What is needed: Below is a block of records; return all of them exactly, but without the images.

Entries with figure data:
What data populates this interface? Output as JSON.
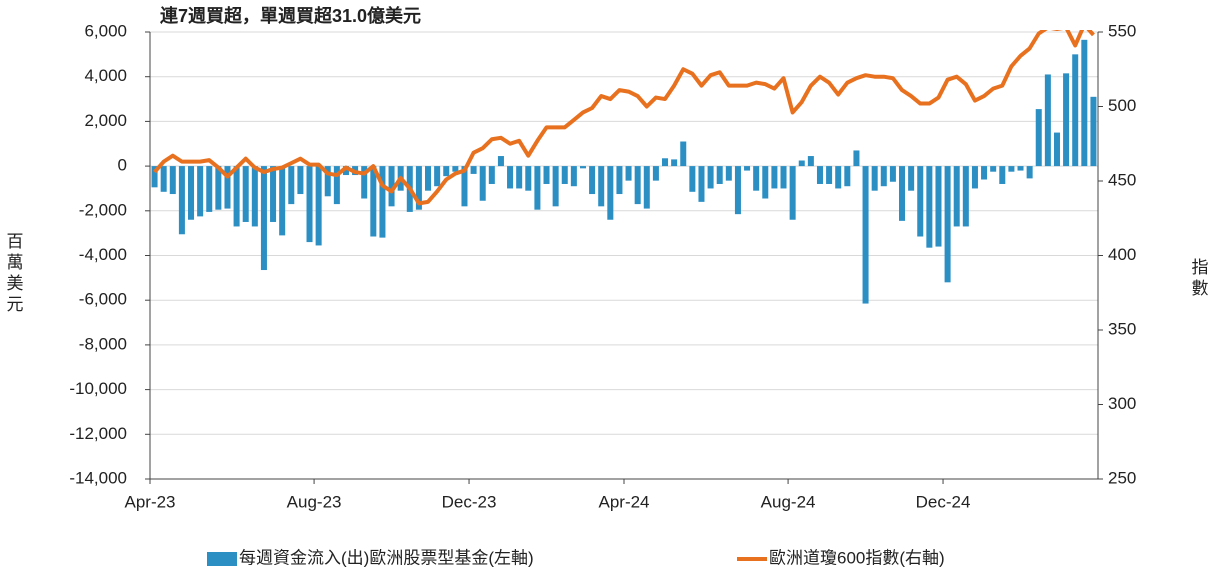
{
  "chart_data": {
    "type": "combo",
    "title": "連7週買超，單週買超31.0億美元",
    "title_color": "#c00000",
    "y_label": "百萬美元",
    "y2_label": "指數",
    "categories": [
      "Apr-23",
      null,
      null,
      null,
      null,
      null,
      null,
      null,
      null,
      null,
      null,
      null,
      null,
      null,
      null,
      null,
      null,
      null,
      "Aug-23",
      null,
      null,
      null,
      null,
      null,
      null,
      null,
      null,
      null,
      null,
      null,
      null,
      null,
      null,
      null,
      null,
      "Dec-23",
      null,
      null,
      null,
      null,
      null,
      null,
      null,
      null,
      null,
      null,
      null,
      null,
      null,
      null,
      null,
      null,
      "Apr-24",
      null,
      null,
      null,
      null,
      null,
      null,
      null,
      null,
      null,
      null,
      null,
      null,
      null,
      null,
      null,
      null,
      null,
      "Aug-24",
      null,
      null,
      null,
      null,
      null,
      null,
      null,
      null,
      null,
      null,
      null,
      null,
      null,
      null,
      null,
      null,
      "Dec-24",
      null,
      null,
      null,
      null,
      null,
      null,
      null,
      null,
      null,
      null,
      null,
      null,
      null,
      null,
      null,
      null
    ],
    "series": [
      {
        "name": "每週資金流入(出)歐洲股票型基金(左軸)",
        "type": "bar",
        "color": "#2b8fc4",
        "values": [
          -950,
          -1150,
          -1250,
          -3050,
          -2400,
          -2250,
          -2050,
          -1950,
          -1900,
          -2700,
          -2500,
          -2700,
          -4650,
          -2500,
          -3100,
          -1700,
          -1250,
          -3400,
          -3550,
          -1350,
          -1700,
          -400,
          -400,
          -1450,
          -3150,
          -3200,
          -1800,
          -1100,
          -2050,
          -1950,
          -1100,
          -900,
          -450,
          -250,
          -1800,
          -350,
          -1550,
          -800,
          450,
          -1000,
          -1000,
          -1100,
          -1950,
          -800,
          -1800,
          -800,
          -900,
          -100,
          -1250,
          -1800,
          -2400,
          -1250,
          -650,
          -1700,
          -1900,
          -650,
          350,
          300,
          1100,
          -1150,
          -1600,
          -1000,
          -800,
          -650,
          -2150,
          -200,
          -1100,
          -1450,
          -1000,
          -1000,
          -2400,
          250,
          450,
          -800,
          -800,
          -1000,
          -900,
          700,
          -6150,
          -1100,
          -900,
          -700,
          -2450,
          -1100,
          -3150,
          -3650,
          -3600,
          -5200,
          -2700,
          -2700,
          -1000,
          -600,
          -250,
          -800,
          -250,
          -200,
          -550,
          2550,
          4100,
          1500,
          4150,
          5000,
          5650,
          3100
        ]
      },
      {
        "name": "歐洲道瓊600指數(右軸)",
        "type": "line",
        "axis": "y2",
        "color": "#e8711f",
        "values": [
          456,
          463,
          467,
          463,
          463,
          463,
          464,
          459,
          453,
          459,
          465,
          459,
          456,
          458,
          459,
          462,
          465,
          461,
          461,
          455,
          454,
          459,
          456,
          455,
          460,
          447,
          443,
          452,
          445,
          435,
          436,
          443,
          451,
          455,
          457,
          469,
          472,
          478,
          479,
          475,
          477,
          467,
          477,
          486,
          486,
          486,
          491,
          496,
          499,
          507,
          505,
          511,
          510,
          507,
          500,
          506,
          505,
          514,
          525,
          522,
          514,
          521,
          523,
          514,
          514,
          514,
          516,
          515,
          512,
          519,
          496,
          503,
          514,
          520,
          516,
          508,
          516,
          519,
          521,
          520,
          520,
          519,
          511,
          507,
          502,
          502,
          506,
          518,
          520,
          515,
          504,
          507,
          512,
          514,
          527,
          534,
          539,
          549,
          553,
          552,
          553,
          541,
          555,
          548
        ]
      }
    ],
    "ylim": [
      -14000,
      6000
    ],
    "yticks": [
      {
        "value": -14000,
        "label": "-14,000"
      },
      {
        "value": -12000,
        "label": "-12,000"
      },
      {
        "value": -10000,
        "label": "-10,000"
      },
      {
        "value": -8000,
        "label": "-8,000"
      },
      {
        "value": -6000,
        "label": "-6,000"
      },
      {
        "value": -4000,
        "label": "-4,000"
      },
      {
        "value": -2000,
        "label": "-2,000"
      },
      0,
      {
        "value": 2000,
        "label": "2,000"
      },
      {
        "value": 4000,
        "label": "4,000"
      },
      {
        "value": 6000,
        "label": "6,000"
      }
    ],
    "negative_tick_color": "#e00000",
    "y2lim": [
      250,
      550
    ],
    "y2ticks": [
      250,
      300,
      350,
      400,
      450,
      500,
      550
    ],
    "grid": true
  }
}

Answer to this exercise:
What data populates this interface? Output as JSON.
{
  "chart_data": {
    "type": "combo",
    "title": "連7週買超，單週買超31.0億美元",
    "title_color": "#c00000",
    "y_label": "百萬美元",
    "y2_label": "指數",
    "categories": [
      "Apr-23",
      null,
      null,
      null,
      null,
      null,
      null,
      null,
      null,
      null,
      null,
      null,
      null,
      null,
      null,
      null,
      null,
      null,
      "Aug-23",
      null,
      null,
      null,
      null,
      null,
      null,
      null,
      null,
      null,
      null,
      null,
      null,
      null,
      null,
      null,
      null,
      "Dec-23",
      null,
      null,
      null,
      null,
      null,
      null,
      null,
      null,
      null,
      null,
      null,
      null,
      null,
      null,
      null,
      null,
      "Apr-24",
      null,
      null,
      null,
      null,
      null,
      null,
      null,
      null,
      null,
      null,
      null,
      null,
      null,
      null,
      null,
      null,
      null,
      "Aug-24",
      null,
      null,
      null,
      null,
      null,
      null,
      null,
      null,
      null,
      null,
      null,
      null,
      null,
      null,
      null,
      null,
      "Dec-24",
      null,
      null,
      null,
      null,
      null,
      null,
      null,
      null,
      null,
      null,
      null,
      null,
      null,
      null,
      null,
      null
    ],
    "series": [
      {
        "name": "每週資金流入(出)歐洲股票型基金(左軸)",
        "type": "bar",
        "color": "#2b8fc4",
        "values": [
          -950,
          -1150,
          -1250,
          -3050,
          -2400,
          -2250,
          -2050,
          -1950,
          -1900,
          -2700,
          -2500,
          -2700,
          -4650,
          -2500,
          -3100,
          -1700,
          -1250,
          -3400,
          -3550,
          -1350,
          -1700,
          -400,
          -400,
          -1450,
          -3150,
          -3200,
          -1800,
          -1100,
          -2050,
          -1950,
          -1100,
          -900,
          -450,
          -250,
          -1800,
          -350,
          -1550,
          -800,
          450,
          -1000,
          -1000,
          -1100,
          -1950,
          -800,
          -1800,
          -800,
          -900,
          -100,
          -1250,
          -1800,
          -2400,
          -1250,
          -650,
          -1700,
          -1900,
          -650,
          350,
          300,
          1100,
          -1150,
          -1600,
          -1000,
          -800,
          -650,
          -2150,
          -200,
          -1100,
          -1450,
          -1000,
          -1000,
          -2400,
          250,
          450,
          -800,
          -800,
          -1000,
          -900,
          700,
          -6150,
          -1100,
          -900,
          -700,
          -2450,
          -1100,
          -3150,
          -3650,
          -3600,
          -5200,
          -2700,
          -2700,
          -1000,
          -600,
          -250,
          -800,
          -250,
          -200,
          -550,
          2550,
          4100,
          1500,
          4150,
          5000,
          5650,
          3100
        ]
      },
      {
        "name": "歐洲道瓊600指數(右軸)",
        "type": "line",
        "axis": "y2",
        "color": "#e8711f",
        "values": [
          456,
          463,
          467,
          463,
          463,
          463,
          464,
          459,
          453,
          459,
          465,
          459,
          456,
          458,
          459,
          462,
          465,
          461,
          461,
          455,
          454,
          459,
          456,
          455,
          460,
          447,
          443,
          452,
          445,
          435,
          436,
          443,
          451,
          455,
          457,
          469,
          472,
          478,
          479,
          475,
          477,
          467,
          477,
          486,
          486,
          486,
          491,
          496,
          499,
          507,
          505,
          511,
          510,
          507,
          500,
          506,
          505,
          514,
          525,
          522,
          514,
          521,
          523,
          514,
          514,
          514,
          516,
          515,
          512,
          519,
          496,
          503,
          514,
          520,
          516,
          508,
          516,
          519,
          521,
          520,
          520,
          519,
          511,
          507,
          502,
          502,
          506,
          518,
          520,
          515,
          504,
          507,
          512,
          514,
          527,
          534,
          539,
          549,
          553,
          552,
          553,
          541,
          555,
          548
        ]
      }
    ],
    "ylim": [
      -14000,
      6000
    ],
    "yticks": [
      {
        "value": -14000,
        "label": "-14,000"
      },
      {
        "value": -12000,
        "label": "-12,000"
      },
      {
        "value": -10000,
        "label": "-10,000"
      },
      {
        "value": -8000,
        "label": "-8,000"
      },
      {
        "value": -6000,
        "label": "-6,000"
      },
      {
        "value": -4000,
        "label": "-4,000"
      },
      {
        "value": -2000,
        "label": "-2,000"
      },
      0,
      {
        "value": 2000,
        "label": "2,000"
      },
      {
        "value": 4000,
        "label": "4,000"
      },
      {
        "value": 6000,
        "label": "6,000"
      }
    ],
    "negative_tick_color": "#e00000",
    "y2lim": [
      250,
      550
    ],
    "y2ticks": [
      250,
      300,
      350,
      400,
      450,
      500,
      550
    ],
    "grid": true
  }
}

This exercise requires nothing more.